-- Goal --
Return each line of the records with nothing changed, pictures excepted.

○ ○ ○ ○

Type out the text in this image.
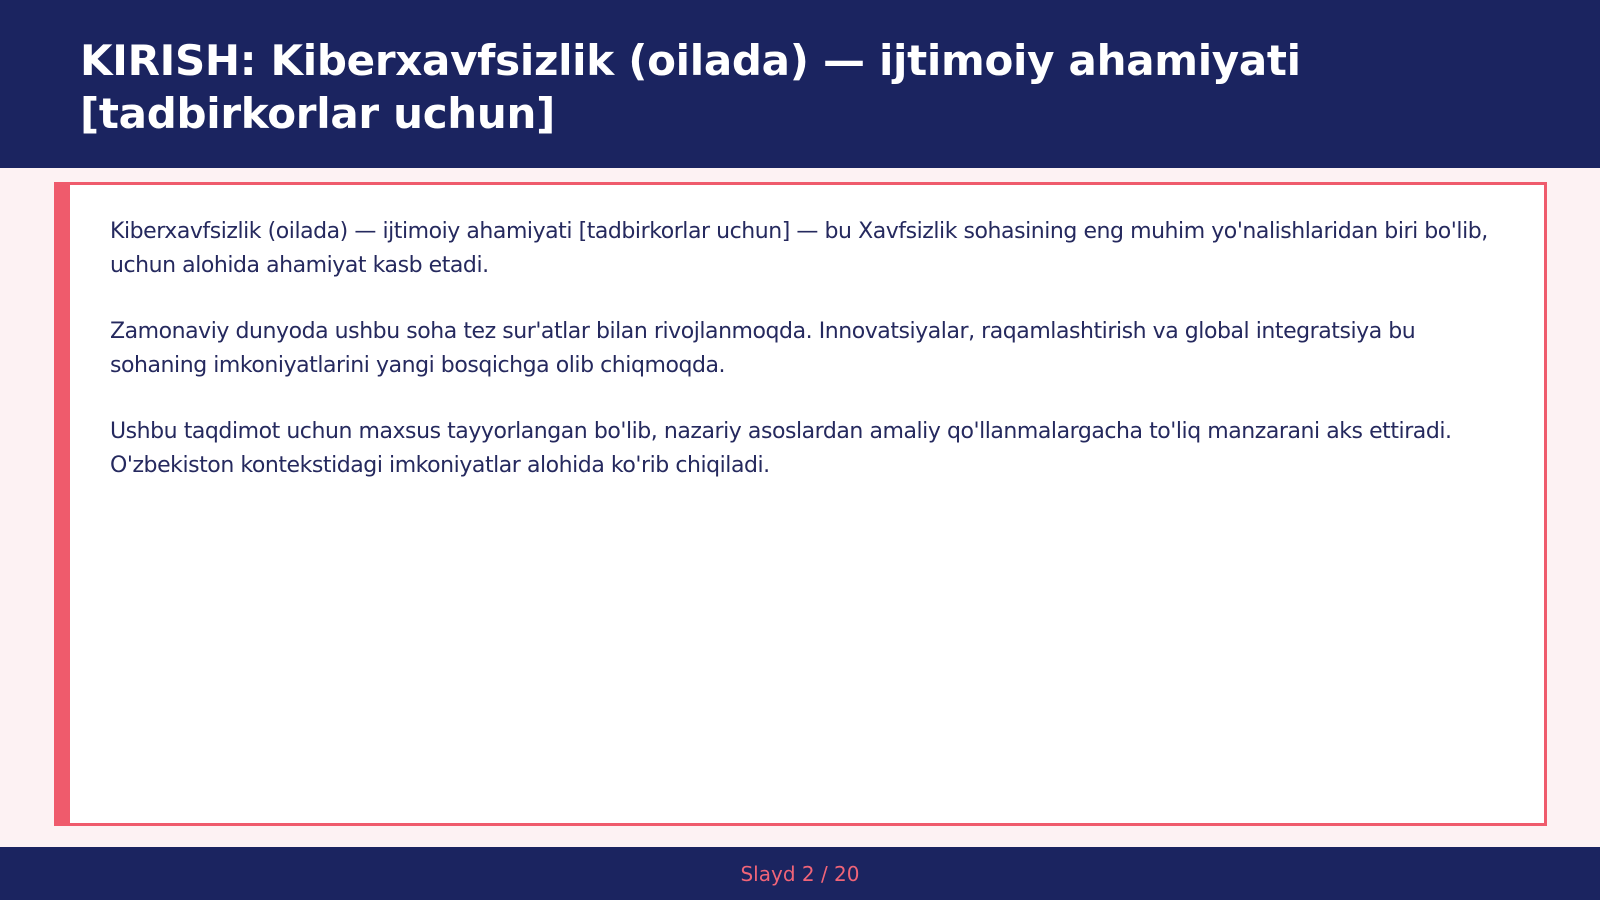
KIRISH: Kiberxavfsizlik (oilada) — ijtimoiy ahamiyati [tadbirkorlar uchun]

Kiberxavfsizlik (oilada) — ijtimoiy ahamiyati [tadbirkorlar uchun] — bu Xavfsizlik sohasining eng muhim yo'nalishlaridan biri bo'lib, uchun alohida ahamiyat kasb etadi.

Zamonaviy dunyoda ushbu soha tez sur'atlar bilan rivojlanmoqda. Innovatsiyalar, raqamlashtirish va global integratsiya bu sohaning imkoniyatlarini yangi bosqichga olib chiqmoqda.

Ushbu taqdimot uchun maxsus tayyorlangan bo'lib, nazariy asoslardan amaliy qo'llanmalargacha to'liq manzarani aks ettiradi. O'zbekiston kontekstidagi imkoniyatlar alohida ko'rib chiqiladi.

Slayd 2 / 20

○ ○ ○ ○

-- Answer --
Type out the text in this image.
KIRISH: Kiberxavfsizlik (oilada) — ijtimoiy ahamiyati [tadbirkorlar uchun]

Kiberxavfsizlik (oilada) — ijtimoiy ahamiyati [tadbirkorlar uchun] — bu Xavfsizlik sohasining eng muhim yo'nalishlaridan biri bo'lib, uchun alohida ahamiyat kasb etadi.

Zamonaviy dunyoda ushbu soha tez sur'atlar bilan rivojlanmoqda. Innovatsiyalar, raqamlashtirish va global integratsiya bu sohaning imkoniyatlarini yangi bosqichga olib chiqmoqda.

Ushbu taqdimot uchun maxsus tayyorlangan bo'lib, nazariy asoslardan amaliy qo'llanmalargacha to'liq manzarani aks ettiradi. O'zbekiston kontekstidagi imkoniyatlar alohida ko'rib chiqiladi.

Slayd 2 / 20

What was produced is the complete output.